Items listed in a dataset
^^^^^^^^^^^^^^^^

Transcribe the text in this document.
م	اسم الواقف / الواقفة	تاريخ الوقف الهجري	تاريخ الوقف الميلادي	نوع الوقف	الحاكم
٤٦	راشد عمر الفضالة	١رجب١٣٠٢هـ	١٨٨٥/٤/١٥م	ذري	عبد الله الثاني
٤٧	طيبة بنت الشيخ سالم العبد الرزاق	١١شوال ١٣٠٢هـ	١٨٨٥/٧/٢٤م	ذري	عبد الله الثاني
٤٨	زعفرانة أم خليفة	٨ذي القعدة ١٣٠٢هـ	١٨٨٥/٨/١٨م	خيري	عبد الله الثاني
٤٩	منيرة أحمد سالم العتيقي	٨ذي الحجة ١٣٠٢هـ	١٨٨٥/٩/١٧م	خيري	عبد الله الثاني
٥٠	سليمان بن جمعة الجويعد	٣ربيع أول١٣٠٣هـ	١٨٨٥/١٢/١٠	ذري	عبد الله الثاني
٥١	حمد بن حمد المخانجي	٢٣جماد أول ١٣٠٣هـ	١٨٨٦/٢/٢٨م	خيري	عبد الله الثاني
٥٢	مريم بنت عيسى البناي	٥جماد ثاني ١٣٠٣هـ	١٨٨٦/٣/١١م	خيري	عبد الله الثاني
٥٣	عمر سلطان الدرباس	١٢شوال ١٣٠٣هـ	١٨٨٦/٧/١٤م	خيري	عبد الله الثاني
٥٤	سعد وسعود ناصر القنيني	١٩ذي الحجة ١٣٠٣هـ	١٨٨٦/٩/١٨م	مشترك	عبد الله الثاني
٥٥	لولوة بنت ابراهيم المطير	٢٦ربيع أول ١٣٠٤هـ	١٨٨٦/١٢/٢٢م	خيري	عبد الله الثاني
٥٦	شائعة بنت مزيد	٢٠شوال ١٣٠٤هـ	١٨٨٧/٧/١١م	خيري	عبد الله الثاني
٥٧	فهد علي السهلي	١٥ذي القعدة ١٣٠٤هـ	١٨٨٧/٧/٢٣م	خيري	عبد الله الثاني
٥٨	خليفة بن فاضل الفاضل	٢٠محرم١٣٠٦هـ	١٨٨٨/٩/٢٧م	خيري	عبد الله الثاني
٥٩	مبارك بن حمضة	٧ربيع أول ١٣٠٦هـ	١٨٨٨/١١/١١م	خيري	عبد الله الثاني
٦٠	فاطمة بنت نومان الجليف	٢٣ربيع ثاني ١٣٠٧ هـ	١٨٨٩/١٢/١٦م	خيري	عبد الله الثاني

^^^^^^^^^^^^^^^^

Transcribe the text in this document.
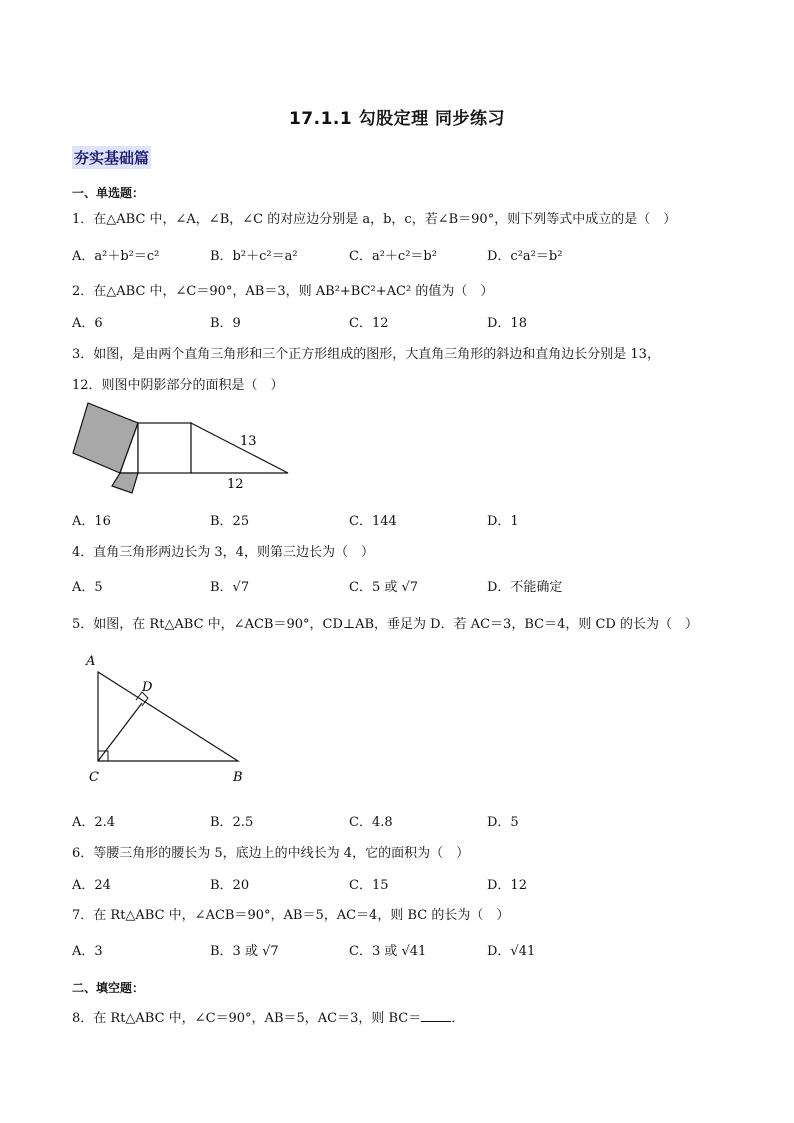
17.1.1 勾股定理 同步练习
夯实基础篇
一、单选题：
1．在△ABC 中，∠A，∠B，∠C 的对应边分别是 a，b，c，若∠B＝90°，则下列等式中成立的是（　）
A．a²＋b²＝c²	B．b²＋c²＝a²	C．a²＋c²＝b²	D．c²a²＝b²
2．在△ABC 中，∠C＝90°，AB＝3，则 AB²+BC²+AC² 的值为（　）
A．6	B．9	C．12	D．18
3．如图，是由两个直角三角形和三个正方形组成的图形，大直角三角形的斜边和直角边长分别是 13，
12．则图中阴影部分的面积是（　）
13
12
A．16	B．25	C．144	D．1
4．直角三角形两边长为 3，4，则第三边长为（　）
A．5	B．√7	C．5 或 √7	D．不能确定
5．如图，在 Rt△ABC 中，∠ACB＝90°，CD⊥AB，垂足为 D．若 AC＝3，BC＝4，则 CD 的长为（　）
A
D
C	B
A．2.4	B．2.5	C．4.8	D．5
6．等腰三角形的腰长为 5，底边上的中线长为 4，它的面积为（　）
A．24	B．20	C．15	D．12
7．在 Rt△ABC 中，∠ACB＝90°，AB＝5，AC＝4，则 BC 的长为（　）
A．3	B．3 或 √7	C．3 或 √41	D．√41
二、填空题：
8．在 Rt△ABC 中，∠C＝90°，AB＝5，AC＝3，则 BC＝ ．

^^^^^^^^^^^^^^^^

#### [The exercise]
In the entries above, find each line with the word "سالم" and copy it.

#### [Full answer]
٤٧	طيبة بنت الشيخ سالم العبد الرزاق	١١شوال ١٣٠٢هـ	١٨٨٥/٧/٢٤م	ذري	عبد الله الثاني
٤٩	منيرة أحمد سالم العتيقي	٨ذي الحجة ١٣٠٢هـ	١٨٨٥/٩/١٧م	خيري	عبد الله الثاني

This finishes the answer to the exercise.